▶ PROMPT
Output the material below in its entirety, exactly as given.

▶ RECORD EXTRACTS

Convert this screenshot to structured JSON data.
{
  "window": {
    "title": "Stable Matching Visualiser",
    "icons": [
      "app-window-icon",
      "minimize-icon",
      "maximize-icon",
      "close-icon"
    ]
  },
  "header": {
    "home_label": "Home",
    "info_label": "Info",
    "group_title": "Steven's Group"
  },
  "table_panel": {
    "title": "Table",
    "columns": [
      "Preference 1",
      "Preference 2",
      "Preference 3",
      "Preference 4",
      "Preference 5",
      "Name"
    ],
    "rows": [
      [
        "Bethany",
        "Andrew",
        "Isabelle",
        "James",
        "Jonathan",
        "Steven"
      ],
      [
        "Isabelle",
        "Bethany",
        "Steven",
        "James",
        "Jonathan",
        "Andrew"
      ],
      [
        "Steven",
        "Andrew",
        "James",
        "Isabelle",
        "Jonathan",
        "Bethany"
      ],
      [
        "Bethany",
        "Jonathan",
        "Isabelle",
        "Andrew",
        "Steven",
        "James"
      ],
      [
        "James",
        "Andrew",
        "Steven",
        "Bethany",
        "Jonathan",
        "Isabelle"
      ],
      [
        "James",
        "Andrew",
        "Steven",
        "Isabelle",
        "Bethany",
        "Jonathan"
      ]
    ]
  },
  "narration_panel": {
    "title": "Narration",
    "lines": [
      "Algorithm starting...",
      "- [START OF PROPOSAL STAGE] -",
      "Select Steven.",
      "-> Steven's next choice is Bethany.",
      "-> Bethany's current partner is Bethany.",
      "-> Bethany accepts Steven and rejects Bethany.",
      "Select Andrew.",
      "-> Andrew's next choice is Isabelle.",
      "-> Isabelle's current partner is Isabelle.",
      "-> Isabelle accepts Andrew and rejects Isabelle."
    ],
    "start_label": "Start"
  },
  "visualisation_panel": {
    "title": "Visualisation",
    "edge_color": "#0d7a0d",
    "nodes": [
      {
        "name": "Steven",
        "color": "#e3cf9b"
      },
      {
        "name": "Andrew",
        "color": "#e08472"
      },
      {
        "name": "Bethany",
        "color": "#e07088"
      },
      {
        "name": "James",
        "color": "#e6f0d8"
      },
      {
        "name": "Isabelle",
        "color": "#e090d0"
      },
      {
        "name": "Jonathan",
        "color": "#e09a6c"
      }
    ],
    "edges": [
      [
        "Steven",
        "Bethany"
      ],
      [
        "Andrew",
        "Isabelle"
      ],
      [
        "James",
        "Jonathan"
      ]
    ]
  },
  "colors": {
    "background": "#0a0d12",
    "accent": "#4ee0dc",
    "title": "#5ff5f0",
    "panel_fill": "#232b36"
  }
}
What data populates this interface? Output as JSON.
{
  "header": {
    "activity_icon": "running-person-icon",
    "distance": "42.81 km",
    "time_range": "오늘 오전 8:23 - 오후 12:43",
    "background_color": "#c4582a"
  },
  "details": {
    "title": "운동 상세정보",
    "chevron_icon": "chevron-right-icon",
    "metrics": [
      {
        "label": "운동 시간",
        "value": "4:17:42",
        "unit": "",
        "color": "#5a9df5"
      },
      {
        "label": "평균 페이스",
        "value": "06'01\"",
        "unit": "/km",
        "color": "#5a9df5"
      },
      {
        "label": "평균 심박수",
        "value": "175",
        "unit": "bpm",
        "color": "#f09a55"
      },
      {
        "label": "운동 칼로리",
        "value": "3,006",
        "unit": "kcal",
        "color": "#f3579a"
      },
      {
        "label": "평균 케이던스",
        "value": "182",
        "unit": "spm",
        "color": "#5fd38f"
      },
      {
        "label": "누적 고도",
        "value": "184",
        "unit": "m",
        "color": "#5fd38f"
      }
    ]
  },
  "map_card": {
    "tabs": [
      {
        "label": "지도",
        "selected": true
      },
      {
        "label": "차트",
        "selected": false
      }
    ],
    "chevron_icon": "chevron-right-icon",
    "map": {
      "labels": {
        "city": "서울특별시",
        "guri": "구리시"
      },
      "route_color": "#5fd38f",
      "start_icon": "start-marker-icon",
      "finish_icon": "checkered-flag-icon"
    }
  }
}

▶ THE REPLY
Convert this screenshot to structured JSON data.
{
  "window": {
    "title": "Stable Matching Visualiser",
    "icons": [
      "app-window-icon",
      "minimize-icon",
      "maximize-icon",
      "close-icon"
    ]
  },
  "header": {
    "home_label": "Home",
    "info_label": "Info",
    "group_title": "Steven's Group"
  },
  "table_panel": {
    "title": "Table",
    "columns": [
      "Preference 1",
      "Preference 2",
      "Preference 3",
      "Preference 4",
      "Preference 5",
      "Name"
    ],
    "rows": [
      [
        "Bethany",
        "Andrew",
        "Isabelle",
        "James",
        "Jonathan",
        "Steven"
      ],
      [
        "Isabelle",
        "Bethany",
        "Steven",
        "James",
        "Jonathan",
        "Andrew"
      ],
      [
        "Steven",
        "Andrew",
        "James",
        "Isabelle",
        "Jonathan",
        "Bethany"
      ],
      [
        "Bethany",
        "Jonathan",
        "Isabelle",
        "Andrew",
        "Steven",
        "James"
      ],
      [
        "James",
        "Andrew",
        "Steven",
        "Bethany",
        "Jonathan",
        "Isabelle"
      ],
      [
        "James",
        "Andrew",
        "Steven",
        "Isabelle",
        "Bethany",
        "Jonathan"
      ]
    ]
  },
  "narration_panel": {
    "title": "Narration",
    "lines": [
      "Algorithm starting...",
      "- [START OF PROPOSAL STAGE] -",
      "Select Steven.",
      "-> Steven's next choice is Bethany.",
      "-> Bethany's current partner is Bethany.",
      "-> Bethany accepts Steven and rejects Bethany.",
      "Select Andrew.",
      "-> Andrew's next choice is Isabelle.",
      "-> Isabelle's current partner is Isabelle.",
      "-> Isabelle accepts Andrew and rejects Isabelle."
    ],
    "start_label": "Start"
  },
  "visualisation_panel": {
    "title": "Visualisation",
    "edge_color": "#0d7a0d",
    "nodes": [
      {
        "name": "Steven",
        "color": "#e3cf9b"
      },
      {
        "name": "Andrew",
        "color": "#e08472"
      },
      {
        "name": "Bethany",
        "color": "#e07088"
      },
      {
        "name": "James",
        "color": "#e6f0d8"
      },
      {
        "name": "Isabelle",
        "color": "#e090d0"
      },
      {
        "name": "Jonathan",
        "color": "#e09a6c"
      }
    ],
    "edges": [
      [
        "Steven",
        "Bethany"
      ],
      [
        "Andrew",
        "Isabelle"
      ],
      [
        "James",
        "Jonathan"
      ]
    ]
  },
  "colors": {
    "background": "#0a0d12",
    "accent": "#4ee0dc",
    "title": "#5ff5f0",
    "panel_fill": "#232b36"
  }
}
What data populates this interface? Output as JSON.
{
  "header": {
    "activity_icon": "running-person-icon",
    "distance": "42.81 km",
    "time_range": "오늘 오전 8:23 - 오후 12:43",
    "background_color": "#c4582a"
  },
  "details": {
    "title": "운동 상세정보",
    "chevron_icon": "chevron-right-icon",
    "metrics": [
      {
        "label": "운동 시간",
        "value": "4:17:42",
        "unit": "",
        "color": "#5a9df5"
      },
      {
        "label": "평균 페이스",
        "value": "06'01\"",
        "unit": "/km",
        "color": "#5a9df5"
      },
      {
        "label": "평균 심박수",
        "value": "175",
        "unit": "bpm",
        "color": "#f09a55"
      },
      {
        "label": "운동 칼로리",
        "value": "3,006",
        "unit": "kcal",
        "color": "#f3579a"
      },
      {
        "label": "평균 케이던스",
        "value": "182",
        "unit": "spm",
        "color": "#5fd38f"
      },
      {
        "label": "누적 고도",
        "value": "184",
        "unit": "m",
        "color": "#5fd38f"
      }
    ]
  },
  "map_card": {
    "tabs": [
      {
        "label": "지도",
        "selected": true
      },
      {
        "label": "차트",
        "selected": false
      }
    ],
    "chevron_icon": "chevron-right-icon",
    "map": {
      "labels": {
        "city": "서울특별시",
        "guri": "구리시"
      },
      "route_color": "#5fd38f",
      "start_icon": "start-marker-icon",
      "finish_icon": "checkered-flag-icon"
    }
  }
}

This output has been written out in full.